Page element annotations:
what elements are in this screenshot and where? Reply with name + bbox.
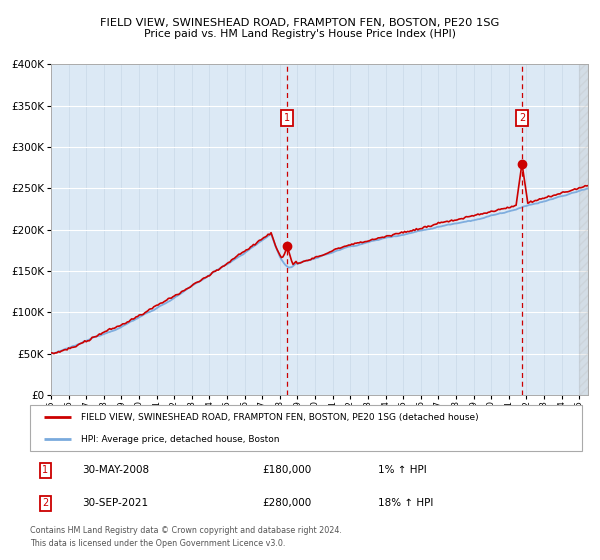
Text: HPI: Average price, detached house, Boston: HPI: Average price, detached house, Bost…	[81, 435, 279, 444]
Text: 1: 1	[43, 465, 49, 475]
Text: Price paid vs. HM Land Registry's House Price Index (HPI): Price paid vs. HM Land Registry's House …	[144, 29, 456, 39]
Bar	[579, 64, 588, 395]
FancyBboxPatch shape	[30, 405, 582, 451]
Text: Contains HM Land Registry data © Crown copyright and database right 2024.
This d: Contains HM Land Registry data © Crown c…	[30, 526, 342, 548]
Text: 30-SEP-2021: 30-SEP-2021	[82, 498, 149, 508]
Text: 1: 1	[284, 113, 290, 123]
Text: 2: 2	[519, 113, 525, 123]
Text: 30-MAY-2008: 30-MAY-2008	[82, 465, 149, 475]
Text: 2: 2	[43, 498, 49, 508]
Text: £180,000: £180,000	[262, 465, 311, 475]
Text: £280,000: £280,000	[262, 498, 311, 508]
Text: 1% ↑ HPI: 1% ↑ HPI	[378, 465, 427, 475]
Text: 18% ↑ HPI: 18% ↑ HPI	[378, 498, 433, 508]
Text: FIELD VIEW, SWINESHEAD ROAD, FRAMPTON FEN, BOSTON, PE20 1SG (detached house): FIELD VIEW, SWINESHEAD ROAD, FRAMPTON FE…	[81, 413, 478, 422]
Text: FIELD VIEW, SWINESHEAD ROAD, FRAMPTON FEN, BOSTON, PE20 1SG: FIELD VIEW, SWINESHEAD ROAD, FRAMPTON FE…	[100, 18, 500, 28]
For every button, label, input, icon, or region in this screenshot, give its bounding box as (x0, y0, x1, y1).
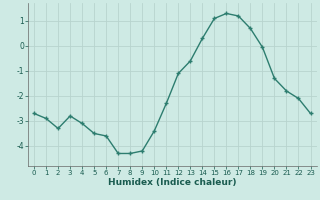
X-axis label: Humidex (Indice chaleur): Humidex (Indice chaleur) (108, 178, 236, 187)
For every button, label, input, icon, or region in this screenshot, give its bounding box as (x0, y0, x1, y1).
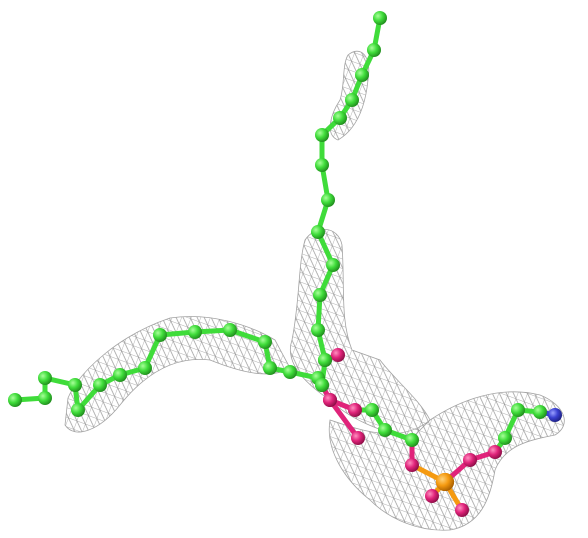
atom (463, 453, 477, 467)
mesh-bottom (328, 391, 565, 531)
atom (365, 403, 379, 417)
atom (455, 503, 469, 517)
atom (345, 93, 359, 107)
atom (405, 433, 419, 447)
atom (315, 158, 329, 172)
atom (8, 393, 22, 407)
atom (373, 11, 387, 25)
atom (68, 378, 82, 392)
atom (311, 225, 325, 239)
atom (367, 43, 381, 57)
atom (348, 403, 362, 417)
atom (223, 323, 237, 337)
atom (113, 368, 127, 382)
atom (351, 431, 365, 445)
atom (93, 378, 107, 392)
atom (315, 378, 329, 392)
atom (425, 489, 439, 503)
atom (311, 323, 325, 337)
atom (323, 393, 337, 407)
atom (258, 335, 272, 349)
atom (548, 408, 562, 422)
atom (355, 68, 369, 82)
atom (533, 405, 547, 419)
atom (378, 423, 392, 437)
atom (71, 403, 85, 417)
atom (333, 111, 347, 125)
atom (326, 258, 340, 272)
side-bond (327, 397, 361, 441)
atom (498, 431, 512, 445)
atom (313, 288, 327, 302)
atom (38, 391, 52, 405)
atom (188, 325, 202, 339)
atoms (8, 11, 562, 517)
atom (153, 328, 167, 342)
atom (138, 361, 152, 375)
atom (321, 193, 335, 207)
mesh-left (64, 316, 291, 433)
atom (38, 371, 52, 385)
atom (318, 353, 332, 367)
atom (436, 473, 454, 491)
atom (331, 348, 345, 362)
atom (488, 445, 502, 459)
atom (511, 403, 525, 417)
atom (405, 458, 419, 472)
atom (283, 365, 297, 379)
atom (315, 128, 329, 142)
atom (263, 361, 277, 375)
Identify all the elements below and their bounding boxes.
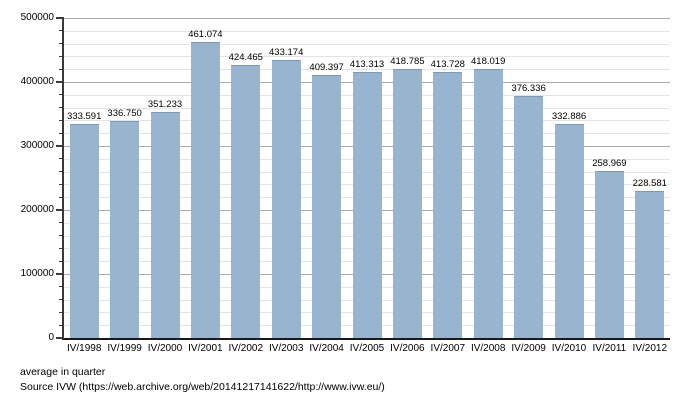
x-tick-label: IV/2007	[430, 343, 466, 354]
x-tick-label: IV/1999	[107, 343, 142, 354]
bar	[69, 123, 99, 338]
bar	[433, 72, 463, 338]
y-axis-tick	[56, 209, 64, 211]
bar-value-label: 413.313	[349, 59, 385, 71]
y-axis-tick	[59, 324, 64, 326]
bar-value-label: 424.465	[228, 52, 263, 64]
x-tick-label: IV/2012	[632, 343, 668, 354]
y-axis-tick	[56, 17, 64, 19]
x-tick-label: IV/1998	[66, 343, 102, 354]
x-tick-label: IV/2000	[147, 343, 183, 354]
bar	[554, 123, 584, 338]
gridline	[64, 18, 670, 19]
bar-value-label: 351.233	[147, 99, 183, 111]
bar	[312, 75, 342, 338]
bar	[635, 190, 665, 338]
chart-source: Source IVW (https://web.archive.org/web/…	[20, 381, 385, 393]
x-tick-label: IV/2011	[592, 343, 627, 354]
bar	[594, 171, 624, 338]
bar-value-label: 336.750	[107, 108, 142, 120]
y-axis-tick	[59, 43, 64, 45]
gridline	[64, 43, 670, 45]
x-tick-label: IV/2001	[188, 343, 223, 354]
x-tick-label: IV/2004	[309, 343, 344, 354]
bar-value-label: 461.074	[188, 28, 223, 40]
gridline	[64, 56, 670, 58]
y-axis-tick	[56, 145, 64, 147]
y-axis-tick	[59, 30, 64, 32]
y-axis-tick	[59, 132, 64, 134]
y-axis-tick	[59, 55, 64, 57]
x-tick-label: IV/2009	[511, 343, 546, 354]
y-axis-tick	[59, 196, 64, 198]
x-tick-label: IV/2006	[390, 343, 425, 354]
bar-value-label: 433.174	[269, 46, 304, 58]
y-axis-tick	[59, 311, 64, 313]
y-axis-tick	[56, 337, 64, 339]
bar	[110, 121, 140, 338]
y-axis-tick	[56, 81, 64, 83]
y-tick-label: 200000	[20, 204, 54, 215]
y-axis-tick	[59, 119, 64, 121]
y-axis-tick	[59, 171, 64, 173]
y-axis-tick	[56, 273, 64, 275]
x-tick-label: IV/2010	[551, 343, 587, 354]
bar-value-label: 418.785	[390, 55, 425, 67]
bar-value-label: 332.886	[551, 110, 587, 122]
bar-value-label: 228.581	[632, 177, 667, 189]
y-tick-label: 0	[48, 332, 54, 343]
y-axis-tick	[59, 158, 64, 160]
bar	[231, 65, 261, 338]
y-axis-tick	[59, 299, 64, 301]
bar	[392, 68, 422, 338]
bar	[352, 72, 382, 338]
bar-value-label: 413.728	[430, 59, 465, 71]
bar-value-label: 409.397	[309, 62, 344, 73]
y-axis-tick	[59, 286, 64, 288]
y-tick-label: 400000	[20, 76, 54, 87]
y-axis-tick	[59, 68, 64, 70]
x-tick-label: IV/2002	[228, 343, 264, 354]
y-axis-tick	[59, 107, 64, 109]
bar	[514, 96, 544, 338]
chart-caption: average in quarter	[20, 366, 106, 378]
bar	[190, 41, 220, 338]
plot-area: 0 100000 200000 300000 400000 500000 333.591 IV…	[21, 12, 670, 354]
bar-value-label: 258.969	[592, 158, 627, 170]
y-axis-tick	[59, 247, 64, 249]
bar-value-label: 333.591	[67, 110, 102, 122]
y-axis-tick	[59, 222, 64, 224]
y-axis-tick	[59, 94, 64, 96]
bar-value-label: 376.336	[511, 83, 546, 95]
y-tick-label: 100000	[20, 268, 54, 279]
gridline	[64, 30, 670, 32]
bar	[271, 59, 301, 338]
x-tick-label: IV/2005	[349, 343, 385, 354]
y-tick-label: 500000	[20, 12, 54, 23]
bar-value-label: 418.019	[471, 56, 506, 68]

• [AIM]: Copy out every one of the records above line for line, without changing anything, and omit the pictures.

• [ANSWER TO THE EXERCISE]:
what elements are in this screenshot and where? Reply with name + bbox.
Text: HPI: Average price, detached house, Boston: HPI: Average price, detached house, Bost…	[81, 435, 279, 444]
Text: 1: 1	[43, 465, 49, 475]
Text: Price paid vs. HM Land Registry's House Price Index (HPI): Price paid vs. HM Land Registry's House …	[144, 29, 456, 39]
Bar	[579, 64, 588, 395]
FancyBboxPatch shape	[30, 405, 582, 451]
Text: Contains HM Land Registry data © Crown copyright and database right 2024.
This d: Contains HM Land Registry data © Crown c…	[30, 526, 342, 548]
Text: 30-SEP-2021: 30-SEP-2021	[82, 498, 149, 508]
Text: 1: 1	[284, 113, 290, 123]
Text: 2: 2	[519, 113, 525, 123]
Text: 30-MAY-2008: 30-MAY-2008	[82, 465, 149, 475]
Text: 2: 2	[43, 498, 49, 508]
Text: £180,000: £180,000	[262, 465, 311, 475]
Text: £280,000: £280,000	[262, 498, 311, 508]
Text: 1% ↑ HPI: 1% ↑ HPI	[378, 465, 427, 475]
Text: 18% ↑ HPI: 18% ↑ HPI	[378, 498, 433, 508]
Text: FIELD VIEW, SWINESHEAD ROAD, FRAMPTON FEN, BOSTON, PE20 1SG (detached house): FIELD VIEW, SWINESHEAD ROAD, FRAMPTON FE…	[81, 413, 478, 422]
Text: FIELD VIEW, SWINESHEAD ROAD, FRAMPTON FEN, BOSTON, PE20 1SG: FIELD VIEW, SWINESHEAD ROAD, FRAMPTON FE…	[100, 18, 500, 28]
For every button, label, input, icon, or region in this screenshot, give its bounding box as (x0, y0, x1, y1).
X-axis label: Humidex (Indice chaleur): Humidex (Indice chaleur) (108, 178, 236, 187)
For every button, label, input, icon, or region in this screenshot, give its bounding box as (x0, y0, x1, y1).
atom (463, 453, 477, 467)
mesh-bottom (328, 391, 565, 531)
atom (365, 403, 379, 417)
atom (455, 503, 469, 517)
atom (345, 93, 359, 107)
atom (405, 433, 419, 447)
atom (315, 158, 329, 172)
atom (8, 393, 22, 407)
atom (373, 11, 387, 25)
atom (68, 378, 82, 392)
atom (311, 225, 325, 239)
atom (367, 43, 381, 57)
atom (348, 403, 362, 417)
atom (223, 323, 237, 337)
atom (113, 368, 127, 382)
atom (351, 431, 365, 445)
atom (93, 378, 107, 392)
atom (315, 378, 329, 392)
atom (425, 489, 439, 503)
atom (311, 323, 325, 337)
atom (323, 393, 337, 407)
atom (258, 335, 272, 349)
atom (548, 408, 562, 422)
atom (355, 68, 369, 82)
atom (533, 405, 547, 419)
atom (378, 423, 392, 437)
atom (71, 403, 85, 417)
atom (333, 111, 347, 125)
atom (326, 258, 340, 272)
side-bond (327, 397, 361, 441)
atom (498, 431, 512, 445)
atom (313, 288, 327, 302)
atom (38, 391, 52, 405)
atom (188, 325, 202, 339)
atoms (8, 11, 562, 517)
atom (153, 328, 167, 342)
atom (138, 361, 152, 375)
atom (321, 193, 335, 207)
mesh-left (64, 316, 291, 433)
atom (38, 371, 52, 385)
atom (318, 353, 332, 367)
atom (436, 473, 454, 491)
atom (331, 348, 345, 362)
atom (488, 445, 502, 459)
atom (511, 403, 525, 417)
atom (405, 458, 419, 472)
atom (283, 365, 297, 379)
atom (315, 128, 329, 142)
atom (263, 361, 277, 375)
Identify all the elements below and their bounding boxes.
x-tick-label: IV/2007	[430, 343, 466, 354]
x-tick-label: IV/1999	[107, 343, 142, 354]
bar	[69, 123, 99, 338]
bar	[433, 72, 463, 338]
y-axis-tick	[56, 209, 64, 211]
bar-value-label: 413.313	[349, 59, 385, 71]
y-axis-tick	[59, 324, 64, 326]
bar-value-label: 424.465	[228, 52, 263, 64]
x-tick-label: IV/2012	[632, 343, 668, 354]
y-axis-tick	[56, 17, 64, 19]
x-tick-label: IV/1998	[66, 343, 102, 354]
x-tick-label: IV/2000	[147, 343, 183, 354]
bar	[554, 123, 584, 338]
gridline	[64, 18, 670, 19]
bar-value-label: 351.233	[147, 99, 183, 111]
bar	[312, 75, 342, 338]
bar	[635, 190, 665, 338]
chart-source: Source IVW (https://web.archive.org/web/…	[20, 381, 385, 393]
x-tick-label: IV/2011	[592, 343, 627, 354]
bar	[594, 171, 624, 338]
bar-value-label: 336.750	[107, 108, 142, 120]
y-axis-tick	[59, 43, 64, 45]
gridline	[64, 43, 670, 45]
x-tick-label: IV/2001	[188, 343, 223, 354]
x-tick-label: IV/2004	[309, 343, 344, 354]
bar-value-label: 461.074	[188, 28, 223, 40]
gridline	[64, 56, 670, 58]
y-axis-tick	[56, 145, 64, 147]
y-axis-tick	[59, 30, 64, 32]
y-axis-tick	[59, 132, 64, 134]
y-axis-tick	[59, 55, 64, 57]
x-tick-label: IV/2009	[511, 343, 546, 354]
y-axis-tick	[59, 196, 64, 198]
x-tick-label: IV/2006	[390, 343, 425, 354]
bar-value-label: 433.174	[269, 46, 304, 58]
y-axis-tick	[59, 311, 64, 313]
y-axis-tick	[56, 337, 64, 339]
bar	[110, 121, 140, 338]
y-axis-tick	[56, 81, 64, 83]
y-tick-label: 200000	[20, 204, 54, 215]
y-axis-tick	[59, 119, 64, 121]
y-axis-tick	[59, 171, 64, 173]
y-axis-tick	[56, 273, 64, 275]
x-tick-label: IV/2010	[551, 343, 587, 354]
bar-value-label: 418.785	[390, 55, 425, 67]
bar-value-label: 332.886	[551, 110, 587, 122]
bar-value-label: 228.581	[632, 177, 667, 189]
y-tick-label: 0	[48, 332, 54, 343]
y-axis-tick	[59, 158, 64, 160]
bar	[231, 65, 261, 338]
y-axis-tick	[59, 299, 64, 301]
bar	[392, 68, 422, 338]
bar	[352, 72, 382, 338]
bar-value-label: 413.728	[430, 59, 465, 71]
bar-value-label: 409.397	[309, 62, 344, 73]
y-axis-tick	[59, 286, 64, 288]
y-tick-label: 400000	[20, 76, 54, 87]
y-axis-tick	[59, 68, 64, 70]
x-tick-label: IV/2002	[228, 343, 264, 354]
y-axis-tick	[59, 107, 64, 109]
bar	[514, 96, 544, 338]
chart-caption: average in quarter	[20, 366, 106, 378]
bar	[190, 41, 220, 338]
plot-area: 0 100000 200000 300000 400000 500000 333.591 IV…	[21, 12, 670, 354]
bar-value-label: 258.969	[592, 158, 627, 170]
y-axis-tick	[59, 247, 64, 249]
bar-value-label: 333.591	[67, 110, 102, 122]
y-axis-tick	[59, 222, 64, 224]
y-axis-tick	[59, 94, 64, 96]
bar-value-label: 376.336	[511, 83, 546, 95]
y-tick-label: 100000	[20, 268, 54, 279]
gridline	[64, 30, 670, 32]
bar	[271, 59, 301, 338]
x-tick-label: IV/2005	[349, 343, 385, 354]
y-tick-label: 500000	[20, 12, 54, 23]
bar-value-label: 418.019	[471, 56, 506, 68]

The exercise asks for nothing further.